Structured figure records
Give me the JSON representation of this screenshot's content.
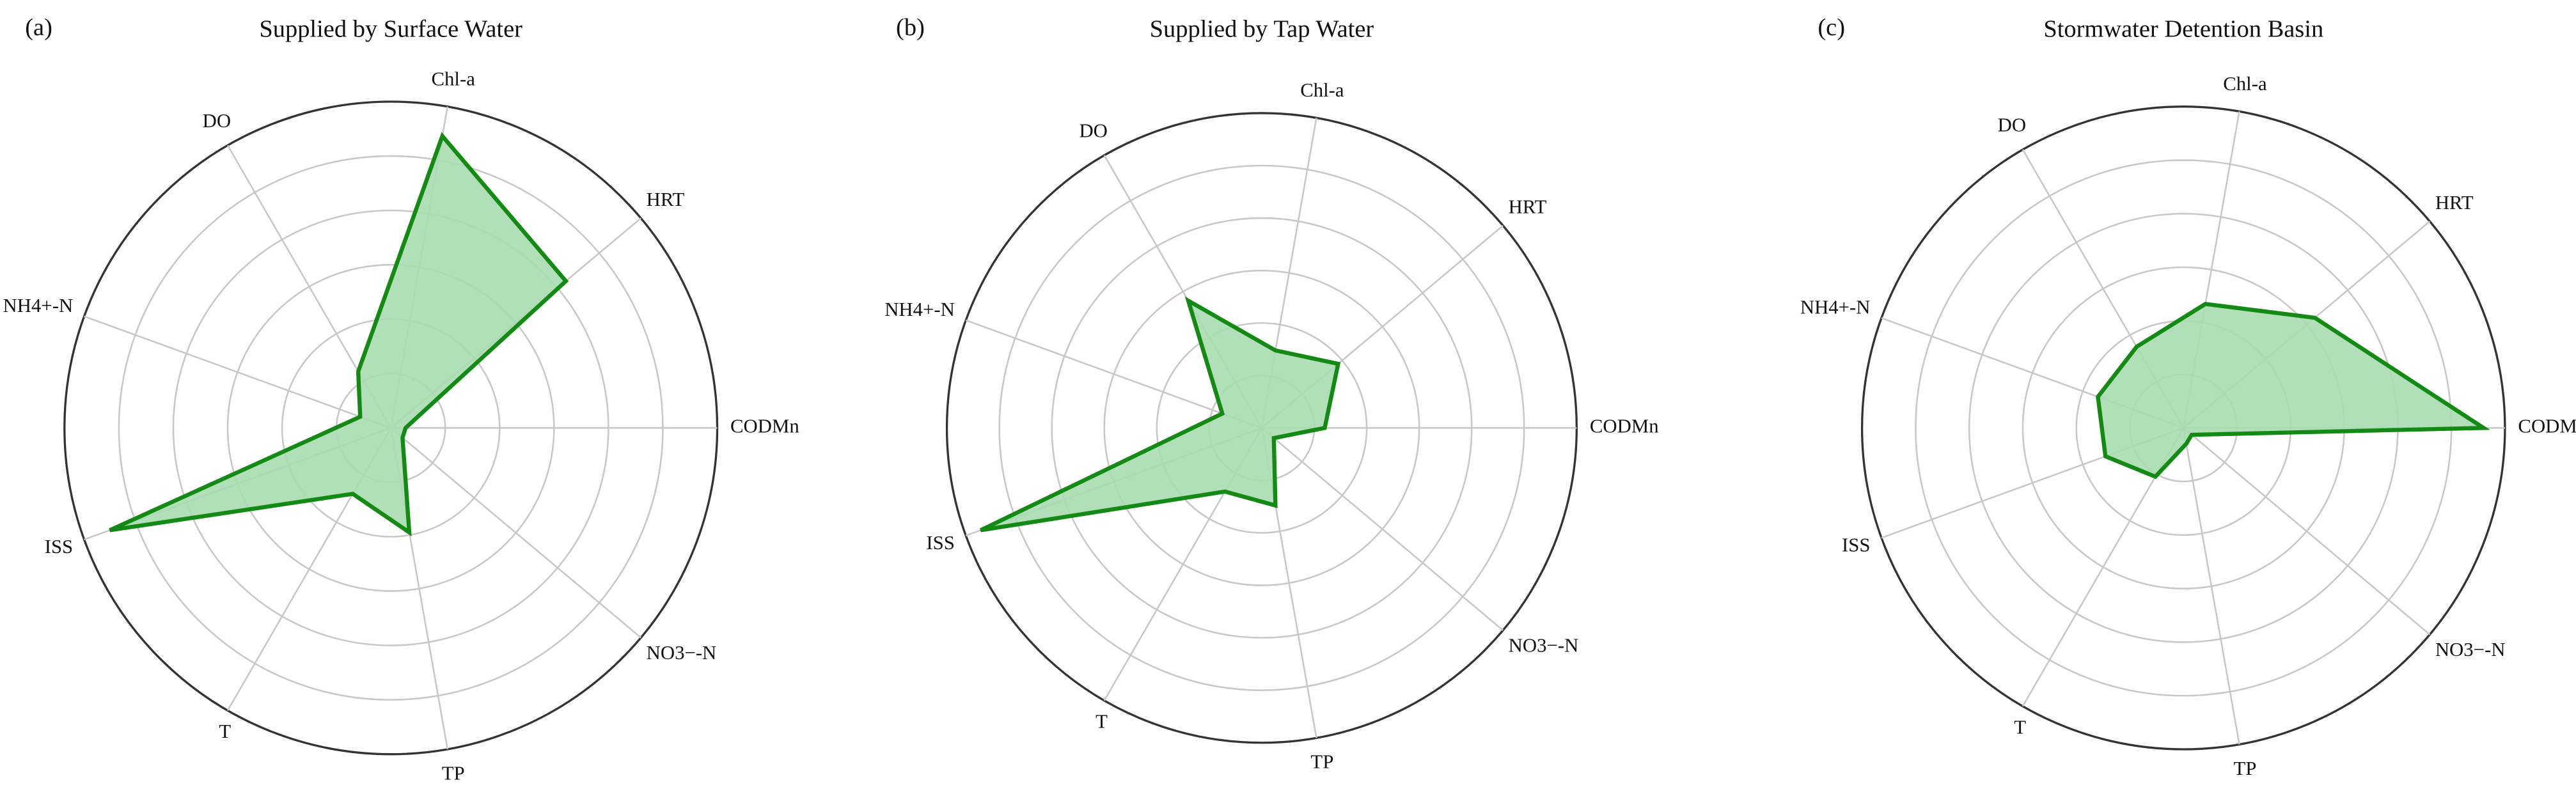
{
  "chart_data": [
    {
      "type": "radar",
      "panel_label": "(a)",
      "title": "Supplied by Surface Water",
      "categories": [
        "CODMn",
        "HRT",
        "Chl-a",
        "DO",
        "NH4+-N",
        "ISS",
        "T",
        "TP",
        "NO3−-N"
      ],
      "values": [
        0.27,
        4.2,
        5.45,
        1.2,
        0.6,
        5.5,
        1.4,
        1.95,
        0.28
      ],
      "color": "#138a13",
      "fill": "#a8dcb0",
      "rlim": [
        0,
        6
      ],
      "rticks": [
        1,
        2,
        3,
        4,
        5,
        6
      ],
      "grid": true
    },
    {
      "type": "radar",
      "panel_label": "(b)",
      "title": "Supplied by Tap Water",
      "categories": [
        "CODMn",
        "HRT",
        "Chl-a",
        "DO",
        "NH4+-N",
        "ISS",
        "T",
        "TP",
        "NO3−-N"
      ],
      "values": [
        1.2,
        1.9,
        1.5,
        2.8,
        0.8,
        5.7,
        1.4,
        1.5,
        0.3
      ],
      "color": "#138a13",
      "fill": "#a8dcb0",
      "rlim": [
        0,
        6
      ],
      "rticks": [
        1,
        2,
        3,
        4,
        5,
        6
      ],
      "grid": true
    },
    {
      "type": "radar",
      "panel_label": "(c)",
      "title": "Stormwater Detention Basin",
      "categories": [
        "CODMn",
        "HRT",
        "Chl-a",
        "DO",
        "NH4+-N",
        "ISS",
        "T",
        "TP",
        "NO3−-N"
      ],
      "values": [
        5.6,
        3.2,
        2.35,
        1.75,
        1.7,
        1.55,
        1.05,
        0.3,
        0.2
      ],
      "color": "#138a13",
      "fill": "#a8dcb0",
      "rlim": [
        0,
        6
      ],
      "rticks": [
        1,
        2,
        3,
        4,
        5,
        6
      ],
      "grid": true
    }
  ]
}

■ **REQUEST**: Transcribe the records above exactly as they appear, leaving out any pictures.

■ **EXERCISE RESULT**:
Give me the JSON representation of this screenshot's content.
{
  "chart_data": [
    {
      "type": "radar",
      "panel_label": "(a)",
      "title": "Supplied by Surface Water",
      "categories": [
        "CODMn",
        "HRT",
        "Chl-a",
        "DO",
        "NH4+-N",
        "ISS",
        "T",
        "TP",
        "NO3−-N"
      ],
      "values": [
        0.27,
        4.2,
        5.45,
        1.2,
        0.6,
        5.5,
        1.4,
        1.95,
        0.28
      ],
      "color": "#138a13",
      "fill": "#a8dcb0",
      "rlim": [
        0,
        6
      ],
      "rticks": [
        1,
        2,
        3,
        4,
        5,
        6
      ],
      "grid": true
    },
    {
      "type": "radar",
      "panel_label": "(b)",
      "title": "Supplied by Tap Water",
      "categories": [
        "CODMn",
        "HRT",
        "Chl-a",
        "DO",
        "NH4+-N",
        "ISS",
        "T",
        "TP",
        "NO3−-N"
      ],
      "values": [
        1.2,
        1.9,
        1.5,
        2.8,
        0.8,
        5.7,
        1.4,
        1.5,
        0.3
      ],
      "color": "#138a13",
      "fill": "#a8dcb0",
      "rlim": [
        0,
        6
      ],
      "rticks": [
        1,
        2,
        3,
        4,
        5,
        6
      ],
      "grid": true
    },
    {
      "type": "radar",
      "panel_label": "(c)",
      "title": "Stormwater Detention Basin",
      "categories": [
        "CODMn",
        "HRT",
        "Chl-a",
        "DO",
        "NH4+-N",
        "ISS",
        "T",
        "TP",
        "NO3−-N"
      ],
      "values": [
        5.6,
        3.2,
        2.35,
        1.75,
        1.7,
        1.55,
        1.05,
        0.3,
        0.2
      ],
      "color": "#138a13",
      "fill": "#a8dcb0",
      "rlim": [
        0,
        6
      ],
      "rticks": [
        1,
        2,
        3,
        4,
        5,
        6
      ],
      "grid": true
    }
  ]
}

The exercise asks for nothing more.